Written problem
In the records below, find each line with the word "Utilities" and copy it.

* Start Input records *

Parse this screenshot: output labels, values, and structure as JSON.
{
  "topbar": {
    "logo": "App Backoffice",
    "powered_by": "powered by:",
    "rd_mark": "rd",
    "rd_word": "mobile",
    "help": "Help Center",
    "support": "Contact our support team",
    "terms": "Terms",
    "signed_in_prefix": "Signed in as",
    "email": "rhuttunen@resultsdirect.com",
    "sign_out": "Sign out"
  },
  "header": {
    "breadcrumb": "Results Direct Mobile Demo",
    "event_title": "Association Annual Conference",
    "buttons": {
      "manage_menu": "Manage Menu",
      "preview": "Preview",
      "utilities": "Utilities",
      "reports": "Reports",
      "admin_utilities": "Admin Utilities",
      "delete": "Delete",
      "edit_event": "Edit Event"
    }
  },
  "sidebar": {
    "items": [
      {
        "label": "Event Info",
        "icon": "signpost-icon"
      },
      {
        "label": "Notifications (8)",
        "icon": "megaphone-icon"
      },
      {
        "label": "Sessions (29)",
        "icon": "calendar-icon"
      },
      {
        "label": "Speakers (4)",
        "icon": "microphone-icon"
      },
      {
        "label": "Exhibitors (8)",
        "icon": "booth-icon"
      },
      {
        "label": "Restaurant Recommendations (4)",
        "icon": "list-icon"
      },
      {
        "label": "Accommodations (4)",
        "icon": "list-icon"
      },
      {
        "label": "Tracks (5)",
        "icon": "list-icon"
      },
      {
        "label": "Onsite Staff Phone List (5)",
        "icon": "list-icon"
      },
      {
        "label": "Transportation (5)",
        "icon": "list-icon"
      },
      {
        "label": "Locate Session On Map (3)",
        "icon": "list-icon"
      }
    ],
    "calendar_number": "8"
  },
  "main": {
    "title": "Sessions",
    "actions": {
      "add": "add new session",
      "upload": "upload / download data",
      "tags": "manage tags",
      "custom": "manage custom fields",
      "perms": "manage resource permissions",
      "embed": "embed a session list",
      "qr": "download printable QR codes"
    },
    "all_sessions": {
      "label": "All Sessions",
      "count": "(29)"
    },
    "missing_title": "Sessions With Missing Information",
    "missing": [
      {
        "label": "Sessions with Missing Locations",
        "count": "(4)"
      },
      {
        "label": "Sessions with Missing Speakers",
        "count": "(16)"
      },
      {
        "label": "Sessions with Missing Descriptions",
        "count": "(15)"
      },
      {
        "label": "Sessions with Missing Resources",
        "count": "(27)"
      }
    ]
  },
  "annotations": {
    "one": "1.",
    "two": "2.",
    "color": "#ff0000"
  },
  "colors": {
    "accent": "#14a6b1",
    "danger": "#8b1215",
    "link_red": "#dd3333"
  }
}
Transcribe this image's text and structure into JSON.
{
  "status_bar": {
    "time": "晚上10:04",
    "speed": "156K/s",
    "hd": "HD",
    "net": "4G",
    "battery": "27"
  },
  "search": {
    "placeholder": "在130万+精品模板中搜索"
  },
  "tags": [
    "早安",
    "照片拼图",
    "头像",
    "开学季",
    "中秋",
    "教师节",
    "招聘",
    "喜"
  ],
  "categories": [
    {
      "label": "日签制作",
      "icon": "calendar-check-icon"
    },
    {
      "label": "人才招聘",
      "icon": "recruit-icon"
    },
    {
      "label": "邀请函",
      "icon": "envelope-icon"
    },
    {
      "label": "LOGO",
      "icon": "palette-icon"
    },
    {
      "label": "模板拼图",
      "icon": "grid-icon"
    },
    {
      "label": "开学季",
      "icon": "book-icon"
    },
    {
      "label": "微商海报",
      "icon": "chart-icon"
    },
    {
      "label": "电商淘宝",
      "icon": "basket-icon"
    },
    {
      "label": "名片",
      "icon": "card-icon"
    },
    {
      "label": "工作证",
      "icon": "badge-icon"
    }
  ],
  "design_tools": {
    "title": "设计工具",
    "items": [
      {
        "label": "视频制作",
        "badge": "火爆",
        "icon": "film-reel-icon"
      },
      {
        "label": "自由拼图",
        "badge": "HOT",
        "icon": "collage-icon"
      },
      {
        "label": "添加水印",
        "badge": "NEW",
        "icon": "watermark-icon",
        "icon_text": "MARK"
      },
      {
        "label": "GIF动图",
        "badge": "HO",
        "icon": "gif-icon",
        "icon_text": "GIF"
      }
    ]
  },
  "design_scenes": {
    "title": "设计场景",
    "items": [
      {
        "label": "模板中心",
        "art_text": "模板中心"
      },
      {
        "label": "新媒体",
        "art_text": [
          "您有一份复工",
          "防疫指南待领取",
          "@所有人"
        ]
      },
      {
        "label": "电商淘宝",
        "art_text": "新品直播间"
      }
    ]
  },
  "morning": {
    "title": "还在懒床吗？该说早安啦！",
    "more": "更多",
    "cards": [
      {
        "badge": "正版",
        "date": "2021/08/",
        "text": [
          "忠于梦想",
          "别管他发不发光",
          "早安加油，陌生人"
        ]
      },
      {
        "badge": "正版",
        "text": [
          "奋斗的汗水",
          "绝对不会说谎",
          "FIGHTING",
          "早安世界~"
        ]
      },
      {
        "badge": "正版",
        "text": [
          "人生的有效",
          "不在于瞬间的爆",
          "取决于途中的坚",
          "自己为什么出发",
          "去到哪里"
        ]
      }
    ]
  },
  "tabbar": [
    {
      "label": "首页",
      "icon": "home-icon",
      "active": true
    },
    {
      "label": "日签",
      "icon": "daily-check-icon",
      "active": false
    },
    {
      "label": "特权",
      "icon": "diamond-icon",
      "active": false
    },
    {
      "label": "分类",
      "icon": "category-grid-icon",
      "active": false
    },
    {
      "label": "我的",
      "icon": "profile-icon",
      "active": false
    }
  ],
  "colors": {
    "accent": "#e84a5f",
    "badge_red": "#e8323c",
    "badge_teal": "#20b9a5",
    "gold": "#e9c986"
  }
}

* End Input records *

Worked answer
      "utilities": "Utilities",
      "admin_utilities": "Admin Utilities",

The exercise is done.